- STATED EXERCISE
Find the word "تلمبه" in the data. Return every line where it appears.

***** DATA TO PROCESS

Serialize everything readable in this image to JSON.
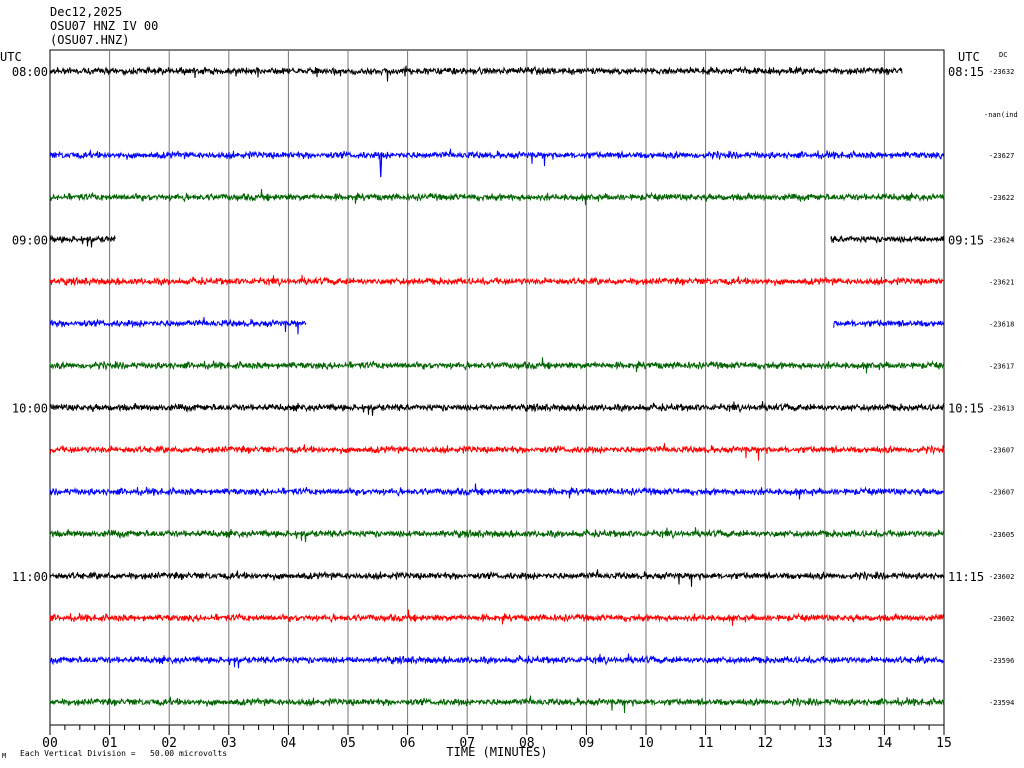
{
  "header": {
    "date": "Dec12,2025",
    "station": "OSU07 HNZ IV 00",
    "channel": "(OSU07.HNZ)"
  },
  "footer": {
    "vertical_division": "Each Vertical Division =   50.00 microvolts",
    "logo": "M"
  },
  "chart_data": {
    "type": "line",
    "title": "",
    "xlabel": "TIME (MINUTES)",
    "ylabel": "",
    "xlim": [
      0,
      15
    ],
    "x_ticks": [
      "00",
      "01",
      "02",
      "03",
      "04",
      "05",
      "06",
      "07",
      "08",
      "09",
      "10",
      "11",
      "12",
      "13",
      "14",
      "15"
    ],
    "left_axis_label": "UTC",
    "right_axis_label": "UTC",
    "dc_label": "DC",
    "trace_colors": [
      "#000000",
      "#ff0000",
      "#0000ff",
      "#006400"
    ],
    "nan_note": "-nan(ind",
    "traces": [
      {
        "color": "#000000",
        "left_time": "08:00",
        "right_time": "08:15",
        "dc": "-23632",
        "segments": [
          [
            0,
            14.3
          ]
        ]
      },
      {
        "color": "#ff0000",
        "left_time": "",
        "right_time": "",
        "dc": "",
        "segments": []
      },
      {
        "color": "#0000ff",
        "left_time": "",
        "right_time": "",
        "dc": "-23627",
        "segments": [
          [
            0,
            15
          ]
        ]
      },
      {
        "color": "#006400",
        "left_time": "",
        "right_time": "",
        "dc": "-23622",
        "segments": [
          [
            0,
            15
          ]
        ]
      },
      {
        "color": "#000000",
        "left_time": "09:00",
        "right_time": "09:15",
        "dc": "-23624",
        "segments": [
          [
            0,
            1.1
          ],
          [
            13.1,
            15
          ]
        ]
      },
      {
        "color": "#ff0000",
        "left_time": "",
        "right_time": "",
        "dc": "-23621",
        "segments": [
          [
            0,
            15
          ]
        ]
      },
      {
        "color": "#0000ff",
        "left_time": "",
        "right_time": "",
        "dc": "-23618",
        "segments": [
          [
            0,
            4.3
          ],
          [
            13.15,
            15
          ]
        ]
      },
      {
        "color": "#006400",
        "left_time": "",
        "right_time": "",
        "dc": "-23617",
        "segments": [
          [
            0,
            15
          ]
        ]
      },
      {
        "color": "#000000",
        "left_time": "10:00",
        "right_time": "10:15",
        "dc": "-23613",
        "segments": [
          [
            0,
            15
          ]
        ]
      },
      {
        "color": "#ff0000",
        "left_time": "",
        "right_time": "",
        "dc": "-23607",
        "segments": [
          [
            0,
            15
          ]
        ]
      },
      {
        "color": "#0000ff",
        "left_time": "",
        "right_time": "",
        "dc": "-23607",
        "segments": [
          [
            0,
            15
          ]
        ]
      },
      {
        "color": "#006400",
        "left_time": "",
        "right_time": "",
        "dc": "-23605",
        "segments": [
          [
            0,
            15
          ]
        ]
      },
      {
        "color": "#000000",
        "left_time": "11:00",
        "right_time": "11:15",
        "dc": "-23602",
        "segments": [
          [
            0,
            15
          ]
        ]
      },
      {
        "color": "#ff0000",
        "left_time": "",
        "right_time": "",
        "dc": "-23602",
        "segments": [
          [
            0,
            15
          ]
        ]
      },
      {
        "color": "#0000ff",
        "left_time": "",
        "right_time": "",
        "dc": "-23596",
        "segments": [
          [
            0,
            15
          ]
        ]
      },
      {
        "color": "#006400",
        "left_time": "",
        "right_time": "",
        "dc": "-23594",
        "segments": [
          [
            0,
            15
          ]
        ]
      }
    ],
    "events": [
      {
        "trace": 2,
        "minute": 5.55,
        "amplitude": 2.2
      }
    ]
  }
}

**********
***** DATA TO PROCESS

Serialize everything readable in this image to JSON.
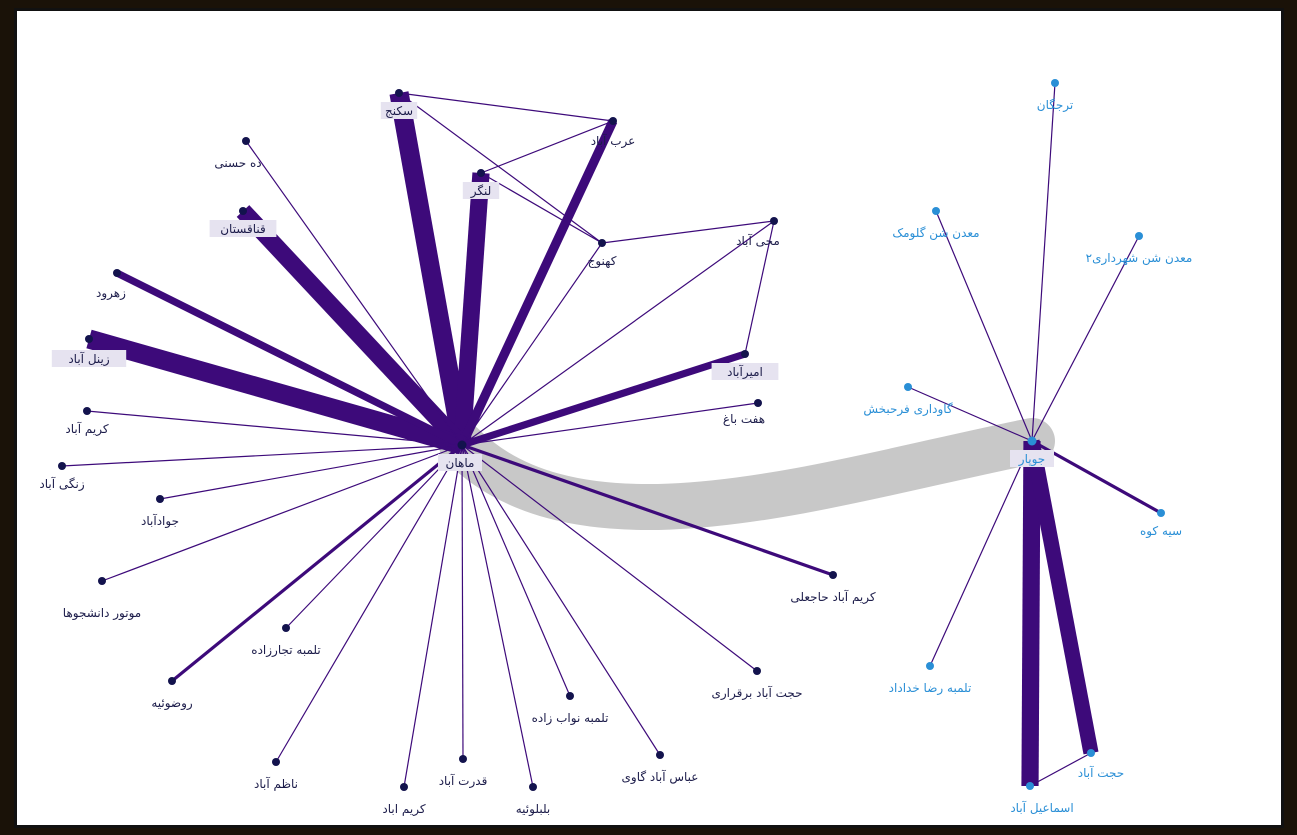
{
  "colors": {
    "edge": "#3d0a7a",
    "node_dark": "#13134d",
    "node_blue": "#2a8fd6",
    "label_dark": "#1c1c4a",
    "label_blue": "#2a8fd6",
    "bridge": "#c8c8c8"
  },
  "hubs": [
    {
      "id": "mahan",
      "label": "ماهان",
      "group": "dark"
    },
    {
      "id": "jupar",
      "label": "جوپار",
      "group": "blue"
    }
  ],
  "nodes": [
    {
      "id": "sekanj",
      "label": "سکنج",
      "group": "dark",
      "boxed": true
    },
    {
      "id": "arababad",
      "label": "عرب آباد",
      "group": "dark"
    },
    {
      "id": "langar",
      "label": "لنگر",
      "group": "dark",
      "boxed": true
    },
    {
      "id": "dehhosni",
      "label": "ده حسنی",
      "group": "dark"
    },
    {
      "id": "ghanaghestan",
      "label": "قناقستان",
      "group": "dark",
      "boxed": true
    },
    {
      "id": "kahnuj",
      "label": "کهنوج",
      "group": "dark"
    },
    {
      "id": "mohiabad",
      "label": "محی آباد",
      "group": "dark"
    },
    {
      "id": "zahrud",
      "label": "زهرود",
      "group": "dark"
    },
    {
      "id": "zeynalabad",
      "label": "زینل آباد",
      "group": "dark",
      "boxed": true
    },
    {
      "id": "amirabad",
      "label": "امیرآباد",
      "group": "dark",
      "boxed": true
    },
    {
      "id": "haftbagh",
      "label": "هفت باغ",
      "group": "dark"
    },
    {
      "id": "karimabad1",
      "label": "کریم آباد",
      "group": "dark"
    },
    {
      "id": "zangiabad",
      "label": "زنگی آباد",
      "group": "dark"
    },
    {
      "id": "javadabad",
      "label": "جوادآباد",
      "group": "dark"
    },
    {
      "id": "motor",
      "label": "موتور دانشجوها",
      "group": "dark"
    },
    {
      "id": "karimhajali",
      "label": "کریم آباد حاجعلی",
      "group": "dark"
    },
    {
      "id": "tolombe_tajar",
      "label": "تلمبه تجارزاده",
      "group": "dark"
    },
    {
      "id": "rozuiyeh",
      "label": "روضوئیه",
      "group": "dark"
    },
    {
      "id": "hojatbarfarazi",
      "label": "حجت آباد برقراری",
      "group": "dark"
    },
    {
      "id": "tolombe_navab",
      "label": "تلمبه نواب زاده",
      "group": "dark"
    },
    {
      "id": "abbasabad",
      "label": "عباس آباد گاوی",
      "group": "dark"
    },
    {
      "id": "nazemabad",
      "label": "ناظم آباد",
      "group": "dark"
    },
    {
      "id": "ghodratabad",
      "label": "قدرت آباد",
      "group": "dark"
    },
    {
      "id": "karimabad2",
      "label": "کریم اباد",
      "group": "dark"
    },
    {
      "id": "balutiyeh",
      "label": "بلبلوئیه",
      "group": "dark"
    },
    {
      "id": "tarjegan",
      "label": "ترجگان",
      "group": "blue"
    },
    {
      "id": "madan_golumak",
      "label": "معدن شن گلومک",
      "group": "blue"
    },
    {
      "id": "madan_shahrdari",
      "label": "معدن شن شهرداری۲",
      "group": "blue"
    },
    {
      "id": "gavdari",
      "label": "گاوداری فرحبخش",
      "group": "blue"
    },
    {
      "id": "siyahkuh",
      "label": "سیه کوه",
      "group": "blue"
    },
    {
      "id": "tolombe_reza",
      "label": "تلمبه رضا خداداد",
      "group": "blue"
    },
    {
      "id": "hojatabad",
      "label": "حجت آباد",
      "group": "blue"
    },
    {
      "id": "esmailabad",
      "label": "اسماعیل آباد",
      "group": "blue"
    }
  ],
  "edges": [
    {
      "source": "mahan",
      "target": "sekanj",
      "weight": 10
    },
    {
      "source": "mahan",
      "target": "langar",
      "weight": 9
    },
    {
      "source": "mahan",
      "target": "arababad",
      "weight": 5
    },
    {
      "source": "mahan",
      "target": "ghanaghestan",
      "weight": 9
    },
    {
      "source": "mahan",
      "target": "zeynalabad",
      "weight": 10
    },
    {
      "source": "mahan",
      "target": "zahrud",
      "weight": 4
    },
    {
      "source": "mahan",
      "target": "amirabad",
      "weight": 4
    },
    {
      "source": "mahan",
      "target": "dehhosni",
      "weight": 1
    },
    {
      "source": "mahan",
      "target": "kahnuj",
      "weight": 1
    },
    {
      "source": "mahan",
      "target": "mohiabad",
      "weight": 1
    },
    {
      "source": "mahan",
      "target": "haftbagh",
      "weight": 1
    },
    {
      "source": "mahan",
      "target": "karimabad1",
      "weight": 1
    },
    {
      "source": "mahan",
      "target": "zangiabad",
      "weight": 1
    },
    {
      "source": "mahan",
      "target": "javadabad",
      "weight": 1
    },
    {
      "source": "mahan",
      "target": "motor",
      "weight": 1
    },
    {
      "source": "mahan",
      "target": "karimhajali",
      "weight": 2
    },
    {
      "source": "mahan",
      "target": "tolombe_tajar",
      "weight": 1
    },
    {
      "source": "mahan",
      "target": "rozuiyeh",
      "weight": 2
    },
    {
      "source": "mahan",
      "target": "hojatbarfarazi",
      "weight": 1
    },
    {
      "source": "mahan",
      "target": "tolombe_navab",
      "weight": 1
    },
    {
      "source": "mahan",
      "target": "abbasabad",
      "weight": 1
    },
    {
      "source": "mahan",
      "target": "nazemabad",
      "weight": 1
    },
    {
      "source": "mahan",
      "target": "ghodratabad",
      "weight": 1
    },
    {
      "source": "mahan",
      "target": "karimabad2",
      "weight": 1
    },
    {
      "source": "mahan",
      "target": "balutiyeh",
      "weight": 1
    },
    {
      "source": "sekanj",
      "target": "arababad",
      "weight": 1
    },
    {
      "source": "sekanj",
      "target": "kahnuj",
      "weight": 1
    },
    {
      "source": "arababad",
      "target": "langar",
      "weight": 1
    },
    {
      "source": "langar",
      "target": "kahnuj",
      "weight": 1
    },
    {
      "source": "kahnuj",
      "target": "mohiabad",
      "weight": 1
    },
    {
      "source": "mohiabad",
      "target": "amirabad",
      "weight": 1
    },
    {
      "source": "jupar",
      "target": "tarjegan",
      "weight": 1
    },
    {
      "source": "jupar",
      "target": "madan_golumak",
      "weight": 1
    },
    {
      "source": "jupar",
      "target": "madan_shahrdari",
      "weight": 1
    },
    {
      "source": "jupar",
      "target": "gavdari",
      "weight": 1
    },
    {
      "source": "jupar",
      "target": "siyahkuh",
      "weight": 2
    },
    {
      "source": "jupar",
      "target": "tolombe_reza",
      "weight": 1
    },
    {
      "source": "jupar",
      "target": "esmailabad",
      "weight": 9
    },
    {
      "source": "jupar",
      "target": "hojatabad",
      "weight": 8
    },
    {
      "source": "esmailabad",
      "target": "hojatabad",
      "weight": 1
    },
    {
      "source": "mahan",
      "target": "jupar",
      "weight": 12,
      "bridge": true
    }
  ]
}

**********

- TASK RESPONSE
      "label": "تلمبه تجارزاده",
      "label": "تلمبه نواب زاده",
      "label": "تلمبه رضا خداداد",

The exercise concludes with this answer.